**Task directions**
Show only lines that include "LEONARDS".
──────── Task input ────────
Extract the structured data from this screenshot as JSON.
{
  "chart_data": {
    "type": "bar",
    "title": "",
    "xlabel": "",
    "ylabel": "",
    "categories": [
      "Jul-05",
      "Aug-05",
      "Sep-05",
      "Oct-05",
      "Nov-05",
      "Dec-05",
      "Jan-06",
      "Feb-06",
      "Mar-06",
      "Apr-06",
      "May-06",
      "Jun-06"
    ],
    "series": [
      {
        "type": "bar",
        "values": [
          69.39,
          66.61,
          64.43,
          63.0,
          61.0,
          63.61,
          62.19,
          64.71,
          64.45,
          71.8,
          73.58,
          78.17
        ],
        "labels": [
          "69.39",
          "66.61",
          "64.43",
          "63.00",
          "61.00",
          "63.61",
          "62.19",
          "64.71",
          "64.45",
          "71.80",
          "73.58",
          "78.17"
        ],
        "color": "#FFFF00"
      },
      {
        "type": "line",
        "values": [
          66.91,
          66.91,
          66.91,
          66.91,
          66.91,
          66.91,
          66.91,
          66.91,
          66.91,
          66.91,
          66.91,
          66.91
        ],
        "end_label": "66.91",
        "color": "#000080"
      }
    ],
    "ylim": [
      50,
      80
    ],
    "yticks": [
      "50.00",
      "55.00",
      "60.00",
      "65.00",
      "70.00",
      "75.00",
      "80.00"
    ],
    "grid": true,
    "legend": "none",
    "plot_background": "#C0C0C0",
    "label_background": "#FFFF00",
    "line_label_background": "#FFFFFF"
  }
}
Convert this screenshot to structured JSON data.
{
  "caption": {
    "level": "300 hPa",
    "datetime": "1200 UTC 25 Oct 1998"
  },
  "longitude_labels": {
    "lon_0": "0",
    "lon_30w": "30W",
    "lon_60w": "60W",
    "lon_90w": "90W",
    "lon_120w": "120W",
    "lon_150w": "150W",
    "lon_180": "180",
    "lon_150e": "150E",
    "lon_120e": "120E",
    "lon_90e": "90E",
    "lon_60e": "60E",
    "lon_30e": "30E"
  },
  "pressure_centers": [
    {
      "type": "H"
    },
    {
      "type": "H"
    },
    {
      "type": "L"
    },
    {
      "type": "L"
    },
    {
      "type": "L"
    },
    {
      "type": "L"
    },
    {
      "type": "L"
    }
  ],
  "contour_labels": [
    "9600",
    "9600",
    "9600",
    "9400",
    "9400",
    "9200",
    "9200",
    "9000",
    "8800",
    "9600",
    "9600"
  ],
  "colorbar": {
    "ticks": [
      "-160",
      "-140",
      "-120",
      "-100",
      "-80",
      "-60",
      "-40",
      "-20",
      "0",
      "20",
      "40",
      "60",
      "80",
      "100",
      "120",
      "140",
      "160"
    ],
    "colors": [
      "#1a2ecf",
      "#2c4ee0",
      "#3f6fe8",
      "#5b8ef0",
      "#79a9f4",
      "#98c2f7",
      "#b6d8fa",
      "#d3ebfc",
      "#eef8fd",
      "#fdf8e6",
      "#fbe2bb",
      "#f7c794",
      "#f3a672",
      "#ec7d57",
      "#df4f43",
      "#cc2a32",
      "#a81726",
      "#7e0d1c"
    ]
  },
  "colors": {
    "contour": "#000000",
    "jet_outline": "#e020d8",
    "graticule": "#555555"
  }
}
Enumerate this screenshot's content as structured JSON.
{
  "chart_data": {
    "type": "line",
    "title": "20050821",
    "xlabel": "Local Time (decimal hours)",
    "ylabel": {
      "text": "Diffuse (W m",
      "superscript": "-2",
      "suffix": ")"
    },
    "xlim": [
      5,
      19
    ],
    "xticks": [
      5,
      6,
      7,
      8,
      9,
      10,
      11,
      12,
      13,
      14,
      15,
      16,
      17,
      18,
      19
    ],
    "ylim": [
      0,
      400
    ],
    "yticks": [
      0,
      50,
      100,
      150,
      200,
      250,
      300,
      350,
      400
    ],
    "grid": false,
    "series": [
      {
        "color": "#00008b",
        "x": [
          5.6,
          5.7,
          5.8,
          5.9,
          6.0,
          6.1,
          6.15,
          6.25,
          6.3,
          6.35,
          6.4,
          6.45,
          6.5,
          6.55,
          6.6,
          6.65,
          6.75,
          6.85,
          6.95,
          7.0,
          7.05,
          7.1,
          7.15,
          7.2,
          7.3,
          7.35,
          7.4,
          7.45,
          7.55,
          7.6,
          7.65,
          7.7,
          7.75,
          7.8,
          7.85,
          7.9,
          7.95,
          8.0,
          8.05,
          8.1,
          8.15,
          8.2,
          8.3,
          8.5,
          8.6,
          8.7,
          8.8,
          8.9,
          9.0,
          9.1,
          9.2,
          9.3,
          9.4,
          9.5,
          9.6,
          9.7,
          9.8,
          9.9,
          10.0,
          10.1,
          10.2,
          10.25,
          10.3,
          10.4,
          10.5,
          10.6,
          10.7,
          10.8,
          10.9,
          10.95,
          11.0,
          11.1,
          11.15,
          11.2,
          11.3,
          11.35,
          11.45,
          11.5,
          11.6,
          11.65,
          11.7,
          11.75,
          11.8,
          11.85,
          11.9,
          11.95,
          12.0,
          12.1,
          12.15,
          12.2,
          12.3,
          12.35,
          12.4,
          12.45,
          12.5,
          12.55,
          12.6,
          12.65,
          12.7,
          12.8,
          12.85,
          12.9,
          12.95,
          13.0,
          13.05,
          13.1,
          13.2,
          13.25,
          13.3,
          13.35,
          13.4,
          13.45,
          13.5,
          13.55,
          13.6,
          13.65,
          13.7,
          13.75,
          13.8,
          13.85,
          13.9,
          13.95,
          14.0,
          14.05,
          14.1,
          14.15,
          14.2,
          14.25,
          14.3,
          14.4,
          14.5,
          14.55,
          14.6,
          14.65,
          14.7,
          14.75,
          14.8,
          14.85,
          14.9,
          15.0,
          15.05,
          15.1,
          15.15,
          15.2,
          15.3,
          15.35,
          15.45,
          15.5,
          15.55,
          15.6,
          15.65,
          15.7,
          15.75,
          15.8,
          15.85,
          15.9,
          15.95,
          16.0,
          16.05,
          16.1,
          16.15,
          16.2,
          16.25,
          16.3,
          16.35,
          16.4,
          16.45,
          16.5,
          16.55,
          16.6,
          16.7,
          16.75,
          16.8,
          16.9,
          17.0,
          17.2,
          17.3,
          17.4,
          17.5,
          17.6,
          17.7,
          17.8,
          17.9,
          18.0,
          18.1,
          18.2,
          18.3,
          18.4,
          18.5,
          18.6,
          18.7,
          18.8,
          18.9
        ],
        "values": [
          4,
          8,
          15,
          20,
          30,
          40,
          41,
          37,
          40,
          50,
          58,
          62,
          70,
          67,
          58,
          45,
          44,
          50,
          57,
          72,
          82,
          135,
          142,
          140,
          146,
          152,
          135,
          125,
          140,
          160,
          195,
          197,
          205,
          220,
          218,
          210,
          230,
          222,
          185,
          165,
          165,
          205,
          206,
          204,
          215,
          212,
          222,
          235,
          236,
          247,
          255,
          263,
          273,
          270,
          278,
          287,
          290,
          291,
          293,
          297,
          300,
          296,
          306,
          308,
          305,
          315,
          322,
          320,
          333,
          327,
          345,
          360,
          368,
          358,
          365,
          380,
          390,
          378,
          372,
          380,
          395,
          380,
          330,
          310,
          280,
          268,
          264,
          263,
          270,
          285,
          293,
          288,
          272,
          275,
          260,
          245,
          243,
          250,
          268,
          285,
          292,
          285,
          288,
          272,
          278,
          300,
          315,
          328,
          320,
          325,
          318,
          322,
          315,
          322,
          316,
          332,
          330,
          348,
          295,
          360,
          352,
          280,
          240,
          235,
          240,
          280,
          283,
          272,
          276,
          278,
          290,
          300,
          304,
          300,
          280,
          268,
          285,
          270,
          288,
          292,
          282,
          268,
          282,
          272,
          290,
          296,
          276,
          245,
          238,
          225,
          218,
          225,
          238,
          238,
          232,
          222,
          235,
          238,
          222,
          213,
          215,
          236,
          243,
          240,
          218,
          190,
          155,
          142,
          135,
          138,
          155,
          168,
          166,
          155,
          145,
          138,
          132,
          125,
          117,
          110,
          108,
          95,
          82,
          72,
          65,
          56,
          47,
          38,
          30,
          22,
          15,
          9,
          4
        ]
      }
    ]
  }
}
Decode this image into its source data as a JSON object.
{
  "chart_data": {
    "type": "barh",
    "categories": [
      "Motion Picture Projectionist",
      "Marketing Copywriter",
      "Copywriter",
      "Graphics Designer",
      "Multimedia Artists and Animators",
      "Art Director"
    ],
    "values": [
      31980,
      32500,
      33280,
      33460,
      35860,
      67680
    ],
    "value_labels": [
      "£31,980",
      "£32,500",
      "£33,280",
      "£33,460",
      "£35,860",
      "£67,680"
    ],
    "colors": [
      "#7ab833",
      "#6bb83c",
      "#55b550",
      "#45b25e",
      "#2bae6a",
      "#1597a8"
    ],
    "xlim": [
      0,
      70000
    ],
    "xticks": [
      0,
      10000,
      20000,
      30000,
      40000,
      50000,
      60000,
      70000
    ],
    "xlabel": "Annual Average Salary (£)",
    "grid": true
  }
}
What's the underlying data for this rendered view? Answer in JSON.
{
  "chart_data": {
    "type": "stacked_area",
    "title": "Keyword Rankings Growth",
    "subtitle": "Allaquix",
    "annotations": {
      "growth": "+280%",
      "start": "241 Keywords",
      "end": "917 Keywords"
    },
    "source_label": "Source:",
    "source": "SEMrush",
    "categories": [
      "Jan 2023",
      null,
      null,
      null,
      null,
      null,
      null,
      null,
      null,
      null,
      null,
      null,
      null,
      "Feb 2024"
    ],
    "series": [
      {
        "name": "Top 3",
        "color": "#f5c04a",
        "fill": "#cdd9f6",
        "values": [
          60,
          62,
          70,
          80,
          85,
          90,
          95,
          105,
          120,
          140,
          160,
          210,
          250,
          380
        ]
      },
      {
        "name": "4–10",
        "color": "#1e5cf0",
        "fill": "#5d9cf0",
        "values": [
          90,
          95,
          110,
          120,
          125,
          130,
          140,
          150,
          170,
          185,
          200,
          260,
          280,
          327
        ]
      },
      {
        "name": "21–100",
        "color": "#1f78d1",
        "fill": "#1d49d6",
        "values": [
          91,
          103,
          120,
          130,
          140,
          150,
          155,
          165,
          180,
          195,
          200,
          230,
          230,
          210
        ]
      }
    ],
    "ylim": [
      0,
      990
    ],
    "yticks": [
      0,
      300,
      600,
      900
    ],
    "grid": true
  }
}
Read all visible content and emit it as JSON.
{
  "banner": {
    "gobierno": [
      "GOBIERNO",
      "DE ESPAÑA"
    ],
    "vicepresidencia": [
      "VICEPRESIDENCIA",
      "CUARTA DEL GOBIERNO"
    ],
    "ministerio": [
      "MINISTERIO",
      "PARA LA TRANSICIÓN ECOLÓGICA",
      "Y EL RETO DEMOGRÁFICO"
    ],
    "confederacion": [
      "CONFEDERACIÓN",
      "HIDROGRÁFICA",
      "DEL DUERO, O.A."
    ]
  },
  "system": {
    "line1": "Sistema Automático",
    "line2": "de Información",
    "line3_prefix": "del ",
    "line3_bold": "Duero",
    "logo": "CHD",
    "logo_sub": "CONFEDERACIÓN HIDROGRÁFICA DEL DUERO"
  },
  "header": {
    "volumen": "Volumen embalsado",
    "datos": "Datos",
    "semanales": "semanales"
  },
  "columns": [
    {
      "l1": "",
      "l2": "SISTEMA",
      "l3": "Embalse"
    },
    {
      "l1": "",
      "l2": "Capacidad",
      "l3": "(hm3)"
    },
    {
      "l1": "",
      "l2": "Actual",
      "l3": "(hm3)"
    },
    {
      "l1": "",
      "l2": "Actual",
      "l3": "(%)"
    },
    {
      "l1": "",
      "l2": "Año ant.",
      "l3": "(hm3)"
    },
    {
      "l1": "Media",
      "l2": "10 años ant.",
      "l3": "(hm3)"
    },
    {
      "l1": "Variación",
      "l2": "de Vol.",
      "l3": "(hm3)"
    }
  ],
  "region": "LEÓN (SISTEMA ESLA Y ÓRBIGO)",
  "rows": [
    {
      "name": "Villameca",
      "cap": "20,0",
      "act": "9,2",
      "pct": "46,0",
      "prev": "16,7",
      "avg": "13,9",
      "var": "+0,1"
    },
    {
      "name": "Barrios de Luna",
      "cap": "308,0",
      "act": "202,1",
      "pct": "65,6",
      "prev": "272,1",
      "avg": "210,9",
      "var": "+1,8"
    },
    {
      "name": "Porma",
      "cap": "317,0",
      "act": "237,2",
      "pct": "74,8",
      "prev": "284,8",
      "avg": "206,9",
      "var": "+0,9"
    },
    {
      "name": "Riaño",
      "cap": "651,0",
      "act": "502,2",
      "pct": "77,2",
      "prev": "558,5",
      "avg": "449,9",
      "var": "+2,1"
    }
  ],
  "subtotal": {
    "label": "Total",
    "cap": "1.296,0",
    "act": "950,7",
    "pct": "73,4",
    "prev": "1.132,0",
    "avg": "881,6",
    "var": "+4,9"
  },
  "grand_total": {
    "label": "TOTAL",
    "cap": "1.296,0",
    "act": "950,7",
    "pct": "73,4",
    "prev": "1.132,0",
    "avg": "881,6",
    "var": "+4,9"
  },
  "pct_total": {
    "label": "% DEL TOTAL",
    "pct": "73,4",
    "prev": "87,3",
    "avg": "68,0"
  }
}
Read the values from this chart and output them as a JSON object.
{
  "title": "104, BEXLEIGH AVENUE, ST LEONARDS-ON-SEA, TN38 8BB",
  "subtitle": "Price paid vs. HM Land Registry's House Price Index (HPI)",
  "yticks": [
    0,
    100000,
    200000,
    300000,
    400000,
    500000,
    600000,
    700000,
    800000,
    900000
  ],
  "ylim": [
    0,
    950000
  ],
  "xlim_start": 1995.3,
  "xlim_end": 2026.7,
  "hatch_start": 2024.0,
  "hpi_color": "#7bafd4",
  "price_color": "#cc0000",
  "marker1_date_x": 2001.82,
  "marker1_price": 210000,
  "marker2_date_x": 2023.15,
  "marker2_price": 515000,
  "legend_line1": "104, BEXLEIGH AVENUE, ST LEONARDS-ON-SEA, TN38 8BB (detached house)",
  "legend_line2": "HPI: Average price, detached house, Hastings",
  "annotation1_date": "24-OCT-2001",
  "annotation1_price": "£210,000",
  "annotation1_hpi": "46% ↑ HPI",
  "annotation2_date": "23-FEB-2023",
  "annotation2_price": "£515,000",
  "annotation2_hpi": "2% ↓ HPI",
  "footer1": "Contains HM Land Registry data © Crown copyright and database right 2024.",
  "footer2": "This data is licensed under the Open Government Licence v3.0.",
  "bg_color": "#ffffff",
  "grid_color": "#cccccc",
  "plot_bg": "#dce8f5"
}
────────
**Solution to this task**
  "title": "104, BEXLEIGH AVENUE, ST LEONARDS-ON-SEA, TN38 8BB",
  "legend_line1": "104, BEXLEIGH AVENUE, ST LEONARDS-ON-SEA, TN38 8BB (detached house)",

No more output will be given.